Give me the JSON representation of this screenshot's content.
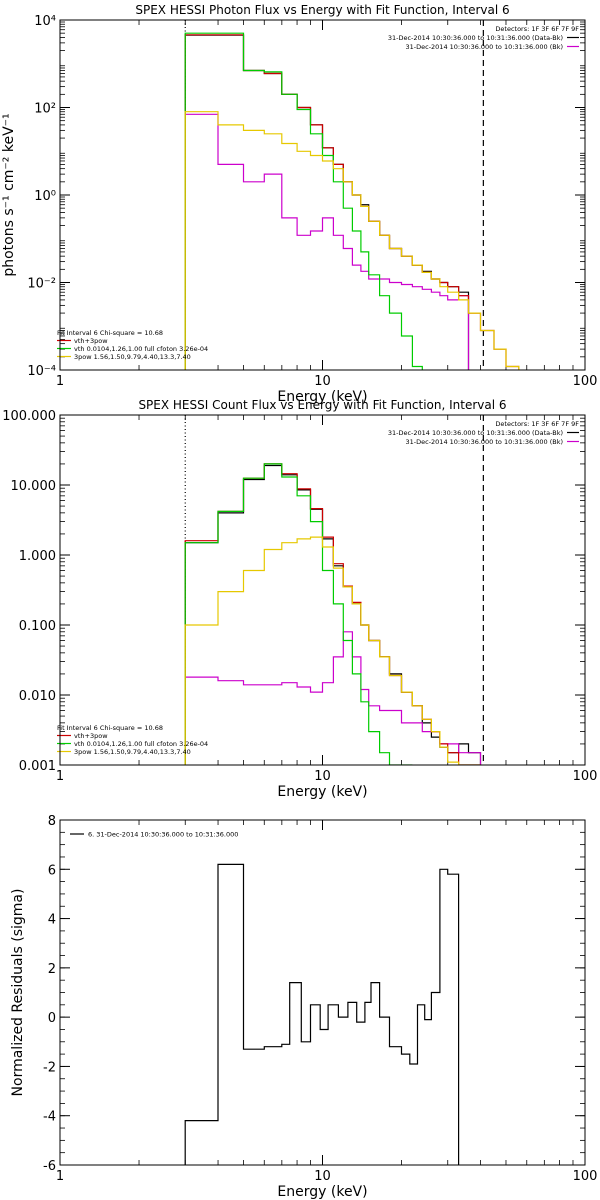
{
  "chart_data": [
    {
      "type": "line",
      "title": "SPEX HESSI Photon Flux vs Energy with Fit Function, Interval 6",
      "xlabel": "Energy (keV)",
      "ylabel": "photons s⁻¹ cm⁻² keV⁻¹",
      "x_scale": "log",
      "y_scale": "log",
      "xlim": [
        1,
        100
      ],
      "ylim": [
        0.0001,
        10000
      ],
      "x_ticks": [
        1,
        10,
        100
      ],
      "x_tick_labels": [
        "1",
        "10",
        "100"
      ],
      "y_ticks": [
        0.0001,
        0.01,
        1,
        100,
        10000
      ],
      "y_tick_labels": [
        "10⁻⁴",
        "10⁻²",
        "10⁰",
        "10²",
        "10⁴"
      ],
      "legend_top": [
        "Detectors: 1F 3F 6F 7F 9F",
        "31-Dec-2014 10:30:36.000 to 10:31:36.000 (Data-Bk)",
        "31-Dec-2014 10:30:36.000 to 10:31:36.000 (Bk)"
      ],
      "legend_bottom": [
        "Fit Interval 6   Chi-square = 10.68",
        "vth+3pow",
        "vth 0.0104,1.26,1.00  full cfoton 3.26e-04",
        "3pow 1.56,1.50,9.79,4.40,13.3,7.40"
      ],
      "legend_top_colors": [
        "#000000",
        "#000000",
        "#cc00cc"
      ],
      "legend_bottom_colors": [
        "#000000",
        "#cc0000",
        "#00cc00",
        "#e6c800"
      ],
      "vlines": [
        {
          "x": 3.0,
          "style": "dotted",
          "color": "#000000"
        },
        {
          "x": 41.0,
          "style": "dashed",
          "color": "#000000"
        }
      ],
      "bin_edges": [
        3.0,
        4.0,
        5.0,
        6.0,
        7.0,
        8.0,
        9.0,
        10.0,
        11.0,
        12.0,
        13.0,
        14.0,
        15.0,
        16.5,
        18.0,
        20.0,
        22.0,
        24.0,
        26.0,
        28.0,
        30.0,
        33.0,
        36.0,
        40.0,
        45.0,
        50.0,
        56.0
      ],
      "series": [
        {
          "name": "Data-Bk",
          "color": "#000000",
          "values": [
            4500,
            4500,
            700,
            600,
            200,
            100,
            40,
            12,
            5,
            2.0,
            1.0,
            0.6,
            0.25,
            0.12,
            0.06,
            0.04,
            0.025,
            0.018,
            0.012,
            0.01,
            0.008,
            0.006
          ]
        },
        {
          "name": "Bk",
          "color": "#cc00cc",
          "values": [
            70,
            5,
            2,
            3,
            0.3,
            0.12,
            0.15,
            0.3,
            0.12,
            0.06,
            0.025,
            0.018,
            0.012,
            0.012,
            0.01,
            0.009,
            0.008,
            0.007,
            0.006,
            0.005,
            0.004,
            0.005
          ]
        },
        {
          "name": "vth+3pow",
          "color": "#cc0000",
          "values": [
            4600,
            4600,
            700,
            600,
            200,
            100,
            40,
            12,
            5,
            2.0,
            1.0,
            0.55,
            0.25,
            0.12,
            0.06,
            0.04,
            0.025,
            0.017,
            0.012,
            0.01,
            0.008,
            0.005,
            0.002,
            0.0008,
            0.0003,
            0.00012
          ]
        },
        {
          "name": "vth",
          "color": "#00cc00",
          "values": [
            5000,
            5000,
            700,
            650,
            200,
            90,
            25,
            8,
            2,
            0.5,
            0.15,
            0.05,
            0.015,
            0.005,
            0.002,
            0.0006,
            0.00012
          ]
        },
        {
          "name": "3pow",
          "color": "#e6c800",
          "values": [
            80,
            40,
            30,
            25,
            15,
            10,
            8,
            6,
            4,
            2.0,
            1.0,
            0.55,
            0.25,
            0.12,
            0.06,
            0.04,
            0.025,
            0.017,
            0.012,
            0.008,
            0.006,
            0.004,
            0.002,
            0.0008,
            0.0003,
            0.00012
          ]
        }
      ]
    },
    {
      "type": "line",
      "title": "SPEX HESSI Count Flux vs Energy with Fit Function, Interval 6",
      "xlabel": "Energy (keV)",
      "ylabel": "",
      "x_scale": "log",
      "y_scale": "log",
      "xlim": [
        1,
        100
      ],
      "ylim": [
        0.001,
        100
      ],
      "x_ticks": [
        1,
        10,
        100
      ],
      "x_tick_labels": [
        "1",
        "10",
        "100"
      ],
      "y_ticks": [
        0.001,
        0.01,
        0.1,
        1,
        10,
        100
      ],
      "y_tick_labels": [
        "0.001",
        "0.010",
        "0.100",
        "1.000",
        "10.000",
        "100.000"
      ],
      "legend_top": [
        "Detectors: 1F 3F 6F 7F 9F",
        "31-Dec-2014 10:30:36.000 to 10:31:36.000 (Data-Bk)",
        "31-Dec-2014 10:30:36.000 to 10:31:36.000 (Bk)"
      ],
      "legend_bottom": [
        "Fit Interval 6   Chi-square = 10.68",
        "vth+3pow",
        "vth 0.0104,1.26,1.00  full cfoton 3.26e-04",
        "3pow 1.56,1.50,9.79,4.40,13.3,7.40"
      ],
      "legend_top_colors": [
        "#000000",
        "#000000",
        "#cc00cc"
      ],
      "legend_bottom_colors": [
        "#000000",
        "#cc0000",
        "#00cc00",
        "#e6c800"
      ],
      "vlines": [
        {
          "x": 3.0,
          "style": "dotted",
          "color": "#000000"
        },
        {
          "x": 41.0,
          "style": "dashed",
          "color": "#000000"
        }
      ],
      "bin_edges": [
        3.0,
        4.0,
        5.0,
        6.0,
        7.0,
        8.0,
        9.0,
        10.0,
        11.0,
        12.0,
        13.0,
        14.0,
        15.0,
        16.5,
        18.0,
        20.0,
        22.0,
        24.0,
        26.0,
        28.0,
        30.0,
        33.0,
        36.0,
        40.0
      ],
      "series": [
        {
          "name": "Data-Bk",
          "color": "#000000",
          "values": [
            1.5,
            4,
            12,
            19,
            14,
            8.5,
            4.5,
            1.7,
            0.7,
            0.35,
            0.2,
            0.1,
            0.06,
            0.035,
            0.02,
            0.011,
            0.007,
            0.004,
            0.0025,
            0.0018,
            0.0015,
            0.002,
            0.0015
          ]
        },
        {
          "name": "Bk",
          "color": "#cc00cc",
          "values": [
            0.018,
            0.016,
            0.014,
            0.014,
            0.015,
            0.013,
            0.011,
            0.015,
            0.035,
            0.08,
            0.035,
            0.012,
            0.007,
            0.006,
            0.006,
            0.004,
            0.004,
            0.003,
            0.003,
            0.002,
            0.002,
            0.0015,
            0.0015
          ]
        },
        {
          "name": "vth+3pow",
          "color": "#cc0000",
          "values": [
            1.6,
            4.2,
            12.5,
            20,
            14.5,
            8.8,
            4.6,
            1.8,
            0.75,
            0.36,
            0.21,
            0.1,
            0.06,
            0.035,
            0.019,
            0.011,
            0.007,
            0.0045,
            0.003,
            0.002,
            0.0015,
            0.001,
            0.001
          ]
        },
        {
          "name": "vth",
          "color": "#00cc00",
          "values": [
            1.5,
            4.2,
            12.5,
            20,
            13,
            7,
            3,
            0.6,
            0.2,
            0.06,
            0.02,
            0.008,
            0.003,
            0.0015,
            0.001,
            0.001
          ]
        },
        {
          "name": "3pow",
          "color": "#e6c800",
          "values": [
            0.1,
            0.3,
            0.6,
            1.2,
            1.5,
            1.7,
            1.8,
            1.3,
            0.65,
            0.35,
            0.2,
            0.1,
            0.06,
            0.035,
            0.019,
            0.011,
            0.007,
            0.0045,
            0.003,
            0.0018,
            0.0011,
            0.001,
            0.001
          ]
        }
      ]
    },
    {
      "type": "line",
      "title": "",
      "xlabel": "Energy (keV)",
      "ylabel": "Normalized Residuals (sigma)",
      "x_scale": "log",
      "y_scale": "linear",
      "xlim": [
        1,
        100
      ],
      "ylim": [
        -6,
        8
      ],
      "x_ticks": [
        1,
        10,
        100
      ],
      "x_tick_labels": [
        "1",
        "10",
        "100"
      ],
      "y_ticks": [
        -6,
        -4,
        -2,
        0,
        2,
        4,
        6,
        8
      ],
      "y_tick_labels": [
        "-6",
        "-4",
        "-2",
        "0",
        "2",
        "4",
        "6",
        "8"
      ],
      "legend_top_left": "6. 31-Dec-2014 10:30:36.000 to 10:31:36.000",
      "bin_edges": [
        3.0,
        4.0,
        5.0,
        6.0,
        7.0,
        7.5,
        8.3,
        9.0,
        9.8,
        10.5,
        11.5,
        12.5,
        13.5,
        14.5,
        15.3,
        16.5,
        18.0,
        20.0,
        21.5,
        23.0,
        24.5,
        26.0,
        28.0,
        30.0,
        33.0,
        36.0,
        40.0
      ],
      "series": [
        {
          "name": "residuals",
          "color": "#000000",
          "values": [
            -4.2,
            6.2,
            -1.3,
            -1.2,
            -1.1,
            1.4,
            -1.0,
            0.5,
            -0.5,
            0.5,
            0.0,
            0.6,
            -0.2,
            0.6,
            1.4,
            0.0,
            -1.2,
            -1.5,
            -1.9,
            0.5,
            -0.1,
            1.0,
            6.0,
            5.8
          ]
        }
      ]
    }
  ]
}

# # # # #

## Directive
Gather all lines of the records that include the word "with".

## Complete answer
      "title": "SPEX HESSI Photon Flux vs Energy with Fit Function, Interval 6",
      "title": "SPEX HESSI Count Flux vs Energy with Fit Function, Interval 6",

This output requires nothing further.